Scientific classification
- Kingdom: Animalia
- Phylum: Mollusca
- Class: Gastropoda
- Subclass: Caenogastropoda
- Order: incertae sedis
- Family: Semisulcospiridae
- Genus: Semisulcospira
- Species: S. libertina
- Binomial name: Semisulcospira libertina (Gould, 1859)
- Synonyms: Melania libertina Gould, 1859 Melanoides libertinus Semisulcospira toucheana

= Semisulcospira libertina =

- Genus: Semisulcospira
- Species: libertina
- Authority: (Gould, 1859)
- Conservation status: LC
- Synonyms: Melania libertina Gould, 1859, Melanoides libertinus, Semisulcospira toucheana

Species of gastropod

Semisulcospira libertina is a species of freshwater snail with an operculum, an aquatic gastropod mollusc in the family Semisulcospiridae. Widespread in east Asia, it lives in China, Taiwan, Korea, Japan, and the Philippines. In some countries it is harvested as a food source. It is medically important as a vector of clonorchiasis, paragonimiasis, metagonimiasis and others.

==Taxonomy==
The type specimens were collected by American scientist William Stimpson during the North Pacific Exploring and Surveying Expedition (1853–1856). This species was originally described under the name Melania libertina by American malacologist Augustus Addison Gould in 1859. The specific name libertina is from Latin language and means a "freedwoman". Semisulcospira libertina is the type species of the genus Semisulcospira by subsequent designation.

Kuroda (1963) and Habe (1965) considered S libertina a synonym of Semisulcospira bensoni.

The "S. libertina species complex" consist of three species: S. libertina, S. reiniana and S. kurodai, according to Davis (1969). Placement of S. kurodai within this species complex was confirmed by Oniwa and Kimura in 1986.

== Distribution ==
This species occurs in:
- South Korea: continental South Korea and Jeju Island.
- Central China: Hubei, East China: Anhui, Fujian, Jiangxi, Zhejiang and South China: Guangdong.
- Taiwan
- widespread in Japan It is the most common freshwater snail in Japan.
- This species was also reported from the Philippines.

The type locality was listed as "Simoda and Ousima" by Gould in 1859, that means two localities: Shimoda City in Honshu and Amami Ōshima in Ryukyu Islands. Davis (1979) identified the presumed type locality Inozawa River, Inozawa Section, Shimoda City, Izu Peninsula, Shizuoka Prefecture, Honshu.

Miura et al. (2013) studied mitochondrial haplotypes of Semisulcospira libertina from Korea and from Japan. Mixed haplotypes in Korea suggest long-distance palaeo-migration across the Korea Strait from Japan to Korea.

Shells of Semisulcospira libertina were also found in the Nojiri-ko Formation at the Lake Nojiri in Central Japan from the age of 27,000 years BP.

→ **Excerpted records**:

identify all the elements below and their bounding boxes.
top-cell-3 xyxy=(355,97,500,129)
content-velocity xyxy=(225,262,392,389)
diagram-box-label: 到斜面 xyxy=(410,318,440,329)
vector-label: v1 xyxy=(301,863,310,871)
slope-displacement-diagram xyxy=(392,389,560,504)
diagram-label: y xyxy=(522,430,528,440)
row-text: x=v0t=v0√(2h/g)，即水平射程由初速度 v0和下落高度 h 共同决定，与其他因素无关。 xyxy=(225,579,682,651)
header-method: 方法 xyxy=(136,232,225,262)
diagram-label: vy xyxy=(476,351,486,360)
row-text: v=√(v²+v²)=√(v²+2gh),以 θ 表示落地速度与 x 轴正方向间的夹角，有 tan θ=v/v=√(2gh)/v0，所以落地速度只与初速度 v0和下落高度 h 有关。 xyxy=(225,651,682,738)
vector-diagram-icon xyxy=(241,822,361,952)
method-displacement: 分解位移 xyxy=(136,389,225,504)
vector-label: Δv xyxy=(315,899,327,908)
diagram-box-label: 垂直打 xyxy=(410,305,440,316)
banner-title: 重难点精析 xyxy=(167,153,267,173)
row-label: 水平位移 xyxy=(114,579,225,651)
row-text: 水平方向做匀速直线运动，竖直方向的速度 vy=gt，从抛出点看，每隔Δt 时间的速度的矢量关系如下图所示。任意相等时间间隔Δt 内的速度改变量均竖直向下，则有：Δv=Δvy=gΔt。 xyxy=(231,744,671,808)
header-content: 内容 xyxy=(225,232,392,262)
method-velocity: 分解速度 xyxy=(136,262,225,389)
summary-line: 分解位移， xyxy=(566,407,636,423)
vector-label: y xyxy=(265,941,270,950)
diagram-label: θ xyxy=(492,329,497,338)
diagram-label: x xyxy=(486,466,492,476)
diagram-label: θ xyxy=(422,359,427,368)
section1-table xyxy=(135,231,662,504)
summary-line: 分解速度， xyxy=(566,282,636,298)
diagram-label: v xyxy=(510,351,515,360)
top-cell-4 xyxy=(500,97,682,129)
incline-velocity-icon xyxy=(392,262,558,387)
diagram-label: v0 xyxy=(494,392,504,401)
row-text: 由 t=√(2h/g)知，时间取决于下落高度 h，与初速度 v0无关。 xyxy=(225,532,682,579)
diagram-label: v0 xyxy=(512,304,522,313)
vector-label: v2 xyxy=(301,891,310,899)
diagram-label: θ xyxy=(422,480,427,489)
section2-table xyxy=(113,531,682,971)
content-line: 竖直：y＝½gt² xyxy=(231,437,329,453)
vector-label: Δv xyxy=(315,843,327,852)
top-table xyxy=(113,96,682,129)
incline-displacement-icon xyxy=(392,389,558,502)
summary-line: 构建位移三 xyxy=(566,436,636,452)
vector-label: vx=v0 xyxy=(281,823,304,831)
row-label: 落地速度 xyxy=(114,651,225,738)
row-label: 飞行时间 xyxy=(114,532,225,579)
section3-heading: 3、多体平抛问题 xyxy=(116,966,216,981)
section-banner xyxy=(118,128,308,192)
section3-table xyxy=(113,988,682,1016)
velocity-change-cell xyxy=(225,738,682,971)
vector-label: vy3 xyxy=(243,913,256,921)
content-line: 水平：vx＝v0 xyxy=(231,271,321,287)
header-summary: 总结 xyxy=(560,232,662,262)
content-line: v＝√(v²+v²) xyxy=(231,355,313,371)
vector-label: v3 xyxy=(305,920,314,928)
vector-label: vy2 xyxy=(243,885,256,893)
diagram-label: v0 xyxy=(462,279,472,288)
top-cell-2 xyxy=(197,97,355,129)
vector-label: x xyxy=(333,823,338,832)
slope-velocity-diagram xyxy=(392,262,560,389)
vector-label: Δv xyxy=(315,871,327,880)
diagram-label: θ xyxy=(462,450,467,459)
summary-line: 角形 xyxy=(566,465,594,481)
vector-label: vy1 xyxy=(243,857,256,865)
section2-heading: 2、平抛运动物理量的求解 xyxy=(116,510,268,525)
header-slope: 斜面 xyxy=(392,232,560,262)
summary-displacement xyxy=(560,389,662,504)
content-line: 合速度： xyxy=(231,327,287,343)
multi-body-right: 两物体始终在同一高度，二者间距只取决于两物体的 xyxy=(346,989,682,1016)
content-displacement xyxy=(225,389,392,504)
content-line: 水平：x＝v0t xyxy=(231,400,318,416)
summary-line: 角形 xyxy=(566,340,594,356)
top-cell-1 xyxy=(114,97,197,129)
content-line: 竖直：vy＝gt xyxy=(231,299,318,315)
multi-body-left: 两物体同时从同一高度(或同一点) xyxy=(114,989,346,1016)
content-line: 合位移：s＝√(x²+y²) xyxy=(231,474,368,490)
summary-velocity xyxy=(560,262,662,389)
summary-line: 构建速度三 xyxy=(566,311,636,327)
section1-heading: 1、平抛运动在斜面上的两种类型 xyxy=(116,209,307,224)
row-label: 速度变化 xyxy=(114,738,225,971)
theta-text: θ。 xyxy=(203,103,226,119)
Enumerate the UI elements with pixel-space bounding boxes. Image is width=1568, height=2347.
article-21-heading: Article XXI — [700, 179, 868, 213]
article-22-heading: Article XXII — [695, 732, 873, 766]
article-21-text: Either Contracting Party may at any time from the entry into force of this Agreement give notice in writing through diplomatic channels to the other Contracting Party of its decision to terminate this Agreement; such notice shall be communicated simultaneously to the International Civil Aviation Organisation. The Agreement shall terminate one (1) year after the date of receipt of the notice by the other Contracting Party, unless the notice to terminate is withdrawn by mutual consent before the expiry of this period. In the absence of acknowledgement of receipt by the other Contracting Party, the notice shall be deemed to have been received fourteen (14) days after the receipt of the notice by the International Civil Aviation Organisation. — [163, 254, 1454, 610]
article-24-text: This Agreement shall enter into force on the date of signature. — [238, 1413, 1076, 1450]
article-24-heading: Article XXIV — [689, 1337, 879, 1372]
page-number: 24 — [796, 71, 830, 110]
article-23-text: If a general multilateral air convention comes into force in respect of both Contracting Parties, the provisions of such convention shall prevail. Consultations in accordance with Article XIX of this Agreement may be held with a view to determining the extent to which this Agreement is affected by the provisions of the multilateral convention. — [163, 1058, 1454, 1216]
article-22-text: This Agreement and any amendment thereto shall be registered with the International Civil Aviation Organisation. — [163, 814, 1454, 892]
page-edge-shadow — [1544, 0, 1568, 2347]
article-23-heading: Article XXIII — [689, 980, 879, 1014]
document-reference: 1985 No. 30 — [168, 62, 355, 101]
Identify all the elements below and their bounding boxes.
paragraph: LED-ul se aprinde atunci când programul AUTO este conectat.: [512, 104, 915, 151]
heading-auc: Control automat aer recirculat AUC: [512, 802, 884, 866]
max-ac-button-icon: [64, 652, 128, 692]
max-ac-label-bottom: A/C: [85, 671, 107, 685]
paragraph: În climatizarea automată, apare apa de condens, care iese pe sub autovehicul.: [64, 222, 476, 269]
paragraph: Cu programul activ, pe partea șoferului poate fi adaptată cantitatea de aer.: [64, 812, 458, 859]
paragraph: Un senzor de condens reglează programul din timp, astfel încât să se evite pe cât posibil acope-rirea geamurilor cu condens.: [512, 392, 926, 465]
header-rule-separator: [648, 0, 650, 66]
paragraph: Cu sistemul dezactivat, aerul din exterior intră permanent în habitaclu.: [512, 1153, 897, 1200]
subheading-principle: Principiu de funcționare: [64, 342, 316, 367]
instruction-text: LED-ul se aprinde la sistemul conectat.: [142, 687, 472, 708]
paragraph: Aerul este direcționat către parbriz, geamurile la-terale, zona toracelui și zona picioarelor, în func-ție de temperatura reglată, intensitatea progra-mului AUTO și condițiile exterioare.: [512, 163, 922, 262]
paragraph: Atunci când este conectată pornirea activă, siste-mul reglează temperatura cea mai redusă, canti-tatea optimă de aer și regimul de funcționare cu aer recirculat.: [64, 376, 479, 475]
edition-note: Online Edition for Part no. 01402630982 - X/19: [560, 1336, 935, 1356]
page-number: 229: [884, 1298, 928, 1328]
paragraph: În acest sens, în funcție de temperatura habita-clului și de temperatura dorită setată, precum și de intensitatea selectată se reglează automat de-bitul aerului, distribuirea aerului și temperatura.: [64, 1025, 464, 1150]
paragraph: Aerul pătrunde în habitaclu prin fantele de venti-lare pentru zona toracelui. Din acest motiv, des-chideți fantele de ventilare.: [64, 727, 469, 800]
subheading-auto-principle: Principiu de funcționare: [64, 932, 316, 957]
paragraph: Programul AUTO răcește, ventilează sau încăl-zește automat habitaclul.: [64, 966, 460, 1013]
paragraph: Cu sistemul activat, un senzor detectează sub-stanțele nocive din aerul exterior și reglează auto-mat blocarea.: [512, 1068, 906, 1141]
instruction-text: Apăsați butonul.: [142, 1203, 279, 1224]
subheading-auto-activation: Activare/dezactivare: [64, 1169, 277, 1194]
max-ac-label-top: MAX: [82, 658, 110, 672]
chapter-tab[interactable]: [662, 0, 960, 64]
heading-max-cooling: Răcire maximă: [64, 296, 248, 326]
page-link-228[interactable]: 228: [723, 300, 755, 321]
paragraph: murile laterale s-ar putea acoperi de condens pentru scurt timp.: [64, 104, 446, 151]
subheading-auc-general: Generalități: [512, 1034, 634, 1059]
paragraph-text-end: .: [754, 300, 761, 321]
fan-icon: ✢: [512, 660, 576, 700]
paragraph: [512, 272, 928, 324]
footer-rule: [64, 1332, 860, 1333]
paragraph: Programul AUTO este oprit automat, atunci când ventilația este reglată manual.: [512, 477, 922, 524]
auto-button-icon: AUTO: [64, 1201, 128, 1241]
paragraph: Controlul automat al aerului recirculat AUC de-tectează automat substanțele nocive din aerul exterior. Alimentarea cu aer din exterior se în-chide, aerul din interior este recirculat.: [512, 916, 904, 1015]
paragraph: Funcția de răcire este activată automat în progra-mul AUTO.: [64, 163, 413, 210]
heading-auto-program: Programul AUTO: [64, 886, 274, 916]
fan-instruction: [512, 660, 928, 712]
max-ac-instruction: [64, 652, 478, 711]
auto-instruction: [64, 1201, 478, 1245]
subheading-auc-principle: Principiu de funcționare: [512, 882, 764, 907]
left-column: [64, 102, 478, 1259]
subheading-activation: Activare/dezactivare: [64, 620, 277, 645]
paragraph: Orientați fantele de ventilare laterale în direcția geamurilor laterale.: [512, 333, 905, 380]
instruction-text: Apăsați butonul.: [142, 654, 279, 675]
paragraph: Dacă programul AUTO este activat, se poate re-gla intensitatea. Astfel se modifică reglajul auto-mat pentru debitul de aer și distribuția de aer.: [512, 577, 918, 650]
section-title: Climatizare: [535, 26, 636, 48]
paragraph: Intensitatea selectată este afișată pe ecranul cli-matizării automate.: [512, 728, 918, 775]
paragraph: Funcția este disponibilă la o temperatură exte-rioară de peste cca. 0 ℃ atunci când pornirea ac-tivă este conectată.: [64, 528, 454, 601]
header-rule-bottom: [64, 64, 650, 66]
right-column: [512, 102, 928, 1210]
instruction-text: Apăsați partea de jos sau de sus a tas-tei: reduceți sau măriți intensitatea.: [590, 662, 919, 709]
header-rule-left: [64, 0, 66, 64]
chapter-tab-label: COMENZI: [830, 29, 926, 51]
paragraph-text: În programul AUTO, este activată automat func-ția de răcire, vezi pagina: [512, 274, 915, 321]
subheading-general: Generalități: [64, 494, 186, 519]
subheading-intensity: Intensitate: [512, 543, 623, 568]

→ **Tasks to carry out**:
**1)** Return the stretch of the Semisulcospira libertina article from "Species of gastropod" through "by subsequent designation.".
**2)** Answer these questions from the Semisulcospira libertina article:
(a) Who collected the type specimens?
(b) What does the specific name libertina mean?
(c) In which formation were shells of the species found from 27,000 years BP?
**3)** Say whether each statement agrees with the Semisulcospira libertina article, and quote the words that decide it.
(a) Gould first described the species as Melania libertina in 1859.
(b) The S. libertina species complex consists of four species.
(c) The species is the most common freshwater snail in Korea.
Answer from the Semisulcospira libertina article alone.

→ **Answers given**:
**1)**
Species of gastropod

Semisulcospira libertina is a species of freshwater snail with an operculum, an aquatic gastropod mollusc in the family Semisulcospiridae. Widespread in east Asia, it lives in China, Taiwan, Korea, Japan, and the Philippines. In some countries it is harvested as a food source. It is medically important as a vector of clonorchiasis, paragonimiasis, metagonimiasis and others.

==Taxonomy==
The type specimens were collected by American scientist William Stimpson during the North Pacific Exploring and Surveying Expedition (1853–1856). This species was originally described under the name Melania libertina by American malacologist Augustus Addison Gould in 1859. The specific name libertina is from Latin language and means a "freedwoman". Semisulcospira libertina is the type species of the genus Semisulcospira by subsequent designation.

**2)**
(a) American scientist William Stimpson.
(b) A "freedwoman."
(c) The Nojiri-ko Formation at Lake Nojiri in Central Japan.

**3)**
(a) Yes: "This species was originally described under the name Melania libertina by American malacologist Augustus Addison Gould in 1859."
(b) No: "consist of three species: S. libertina, S. reiniana and S. kurodai"
(c) No: "It is the most common freshwater snail in Japan."